[Records about charts and figures]
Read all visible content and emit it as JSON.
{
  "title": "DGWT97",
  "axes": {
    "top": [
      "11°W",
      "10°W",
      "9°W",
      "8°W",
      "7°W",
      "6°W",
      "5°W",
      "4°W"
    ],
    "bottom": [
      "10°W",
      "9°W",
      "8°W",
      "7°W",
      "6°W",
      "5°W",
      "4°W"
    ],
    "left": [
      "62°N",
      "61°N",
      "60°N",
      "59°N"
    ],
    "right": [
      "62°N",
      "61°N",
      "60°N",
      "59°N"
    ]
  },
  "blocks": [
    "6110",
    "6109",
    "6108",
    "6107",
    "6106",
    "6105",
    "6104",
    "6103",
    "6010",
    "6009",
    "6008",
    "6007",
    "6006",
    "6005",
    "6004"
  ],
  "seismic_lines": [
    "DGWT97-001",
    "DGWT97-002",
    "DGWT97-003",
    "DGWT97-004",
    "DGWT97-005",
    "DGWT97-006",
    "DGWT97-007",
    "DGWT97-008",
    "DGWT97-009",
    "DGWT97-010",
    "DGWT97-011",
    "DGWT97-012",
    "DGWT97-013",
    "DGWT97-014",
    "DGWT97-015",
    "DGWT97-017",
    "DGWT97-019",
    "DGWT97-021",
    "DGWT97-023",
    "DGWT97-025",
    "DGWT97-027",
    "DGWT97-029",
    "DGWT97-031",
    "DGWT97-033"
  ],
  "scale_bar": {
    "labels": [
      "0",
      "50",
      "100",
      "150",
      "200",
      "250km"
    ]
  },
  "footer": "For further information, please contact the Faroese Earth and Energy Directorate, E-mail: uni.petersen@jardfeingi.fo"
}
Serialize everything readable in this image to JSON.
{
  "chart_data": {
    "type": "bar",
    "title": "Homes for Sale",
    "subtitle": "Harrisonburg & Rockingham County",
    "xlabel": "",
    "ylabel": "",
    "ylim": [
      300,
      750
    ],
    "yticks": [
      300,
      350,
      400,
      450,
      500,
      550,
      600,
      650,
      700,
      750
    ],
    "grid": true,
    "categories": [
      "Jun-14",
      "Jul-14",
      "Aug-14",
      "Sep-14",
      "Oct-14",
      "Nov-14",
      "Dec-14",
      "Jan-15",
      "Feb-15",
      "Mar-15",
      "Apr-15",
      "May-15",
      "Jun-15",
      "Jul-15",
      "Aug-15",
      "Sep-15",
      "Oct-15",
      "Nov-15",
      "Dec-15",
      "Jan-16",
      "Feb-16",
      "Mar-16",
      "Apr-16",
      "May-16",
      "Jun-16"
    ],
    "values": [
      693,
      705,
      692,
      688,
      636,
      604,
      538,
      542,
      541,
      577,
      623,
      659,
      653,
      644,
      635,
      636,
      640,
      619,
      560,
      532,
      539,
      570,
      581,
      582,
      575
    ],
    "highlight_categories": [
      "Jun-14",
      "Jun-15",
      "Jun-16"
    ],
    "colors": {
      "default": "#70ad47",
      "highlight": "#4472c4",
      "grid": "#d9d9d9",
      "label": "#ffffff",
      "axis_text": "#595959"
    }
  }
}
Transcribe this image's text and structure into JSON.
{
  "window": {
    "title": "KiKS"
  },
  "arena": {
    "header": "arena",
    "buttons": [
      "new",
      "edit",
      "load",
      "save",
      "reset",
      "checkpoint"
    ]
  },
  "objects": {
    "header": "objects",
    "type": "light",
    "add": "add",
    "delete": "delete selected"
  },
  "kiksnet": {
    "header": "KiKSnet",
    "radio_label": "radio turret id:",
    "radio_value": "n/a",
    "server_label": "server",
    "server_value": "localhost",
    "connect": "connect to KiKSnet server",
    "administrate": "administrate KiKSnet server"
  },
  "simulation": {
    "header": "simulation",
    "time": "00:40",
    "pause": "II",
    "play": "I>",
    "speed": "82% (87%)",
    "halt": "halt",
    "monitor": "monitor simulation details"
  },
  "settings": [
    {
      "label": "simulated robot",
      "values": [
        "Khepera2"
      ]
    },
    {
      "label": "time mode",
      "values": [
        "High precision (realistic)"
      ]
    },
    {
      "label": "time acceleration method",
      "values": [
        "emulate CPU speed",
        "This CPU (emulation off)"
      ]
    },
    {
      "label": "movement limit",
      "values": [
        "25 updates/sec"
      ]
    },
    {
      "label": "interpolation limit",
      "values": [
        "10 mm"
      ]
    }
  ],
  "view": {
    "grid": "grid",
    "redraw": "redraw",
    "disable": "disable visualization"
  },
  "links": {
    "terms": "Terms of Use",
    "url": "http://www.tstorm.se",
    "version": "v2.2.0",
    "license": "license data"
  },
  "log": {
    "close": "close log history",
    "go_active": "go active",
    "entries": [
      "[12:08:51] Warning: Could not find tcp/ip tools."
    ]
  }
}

### Required task
Your task is to return the full listing exactly as it was given.

### The solution
Read all visible content and emit it as JSON.
{
  "title": "DGWT97",
  "axes": {
    "top": [
      "11°W",
      "10°W",
      "9°W",
      "8°W",
      "7°W",
      "6°W",
      "5°W",
      "4°W"
    ],
    "bottom": [
      "10°W",
      "9°W",
      "8°W",
      "7°W",
      "6°W",
      "5°W",
      "4°W"
    ],
    "left": [
      "62°N",
      "61°N",
      "60°N",
      "59°N"
    ],
    "right": [
      "62°N",
      "61°N",
      "60°N",
      "59°N"
    ]
  },
  "blocks": [
    "6110",
    "6109",
    "6108",
    "6107",
    "6106",
    "6105",
    "6104",
    "6103",
    "6010",
    "6009",
    "6008",
    "6007",
    "6006",
    "6005",
    "6004"
  ],
  "seismic_lines": [
    "DGWT97-001",
    "DGWT97-002",
    "DGWT97-003",
    "DGWT97-004",
    "DGWT97-005",
    "DGWT97-006",
    "DGWT97-007",
    "DGWT97-008",
    "DGWT97-009",
    "DGWT97-010",
    "DGWT97-011",
    "DGWT97-012",
    "DGWT97-013",
    "DGWT97-014",
    "DGWT97-015",
    "DGWT97-017",
    "DGWT97-019",
    "DGWT97-021",
    "DGWT97-023",
    "DGWT97-025",
    "DGWT97-027",
    "DGWT97-029",
    "DGWT97-031",
    "DGWT97-033"
  ],
  "scale_bar": {
    "labels": [
      "0",
      "50",
      "100",
      "150",
      "200",
      "250km"
    ]
  },
  "footer": "For further information, please contact the Faroese Earth and Energy Directorate, E-mail: uni.petersen@jardfeingi.fo"
}
Serialize everything readable in this image to JSON.
{
  "chart_data": {
    "type": "bar",
    "title": "Homes for Sale",
    "subtitle": "Harrisonburg & Rockingham County",
    "xlabel": "",
    "ylabel": "",
    "ylim": [
      300,
      750
    ],
    "yticks": [
      300,
      350,
      400,
      450,
      500,
      550,
      600,
      650,
      700,
      750
    ],
    "grid": true,
    "categories": [
      "Jun-14",
      "Jul-14",
      "Aug-14",
      "Sep-14",
      "Oct-14",
      "Nov-14",
      "Dec-14",
      "Jan-15",
      "Feb-15",
      "Mar-15",
      "Apr-15",
      "May-15",
      "Jun-15",
      "Jul-15",
      "Aug-15",
      "Sep-15",
      "Oct-15",
      "Nov-15",
      "Dec-15",
      "Jan-16",
      "Feb-16",
      "Mar-16",
      "Apr-16",
      "May-16",
      "Jun-16"
    ],
    "values": [
      693,
      705,
      692,
      688,
      636,
      604,
      538,
      542,
      541,
      577,
      623,
      659,
      653,
      644,
      635,
      636,
      640,
      619,
      560,
      532,
      539,
      570,
      581,
      582,
      575
    ],
    "highlight_categories": [
      "Jun-14",
      "Jun-15",
      "Jun-16"
    ],
    "colors": {
      "default": "#70ad47",
      "highlight": "#4472c4",
      "grid": "#d9d9d9",
      "label": "#ffffff",
      "axis_text": "#595959"
    }
  }
}
Transcribe this image's text and structure into JSON.
{
  "window": {
    "title": "KiKS"
  },
  "arena": {
    "header": "arena",
    "buttons": [
      "new",
      "edit",
      "load",
      "save",
      "reset",
      "checkpoint"
    ]
  },
  "objects": {
    "header": "objects",
    "type": "light",
    "add": "add",
    "delete": "delete selected"
  },
  "kiksnet": {
    "header": "KiKSnet",
    "radio_label": "radio turret id:",
    "radio_value": "n/a",
    "server_label": "server",
    "server_value": "localhost",
    "connect": "connect to KiKSnet server",
    "administrate": "administrate KiKSnet server"
  },
  "simulation": {
    "header": "simulation",
    "time": "00:40",
    "pause": "II",
    "play": "I>",
    "speed": "82% (87%)",
    "halt": "halt",
    "monitor": "monitor simulation details"
  },
  "settings": [
    {
      "label": "simulated robot",
      "values": [
        "Khepera2"
      ]
    },
    {
      "label": "time mode",
      "values": [
        "High precision (realistic)"
      ]
    },
    {
      "label": "time acceleration method",
      "values": [
        "emulate CPU speed",
        "This CPU (emulation off)"
      ]
    },
    {
      "label": "movement limit",
      "values": [
        "25 updates/sec"
      ]
    },
    {
      "label": "interpolation limit",
      "values": [
        "10 mm"
      ]
    }
  ],
  "view": {
    "grid": "grid",
    "redraw": "redraw",
    "disable": "disable visualization"
  },
  "links": {
    "terms": "Terms of Use",
    "url": "http://www.tstorm.se",
    "version": "v2.2.0",
    "license": "license data"
  },
  "log": {
    "close": "close log history",
    "go_active": "go active",
    "entries": [
      "[12:08:51] Warning: Could not find tcp/ip tools."
    ]
  }
}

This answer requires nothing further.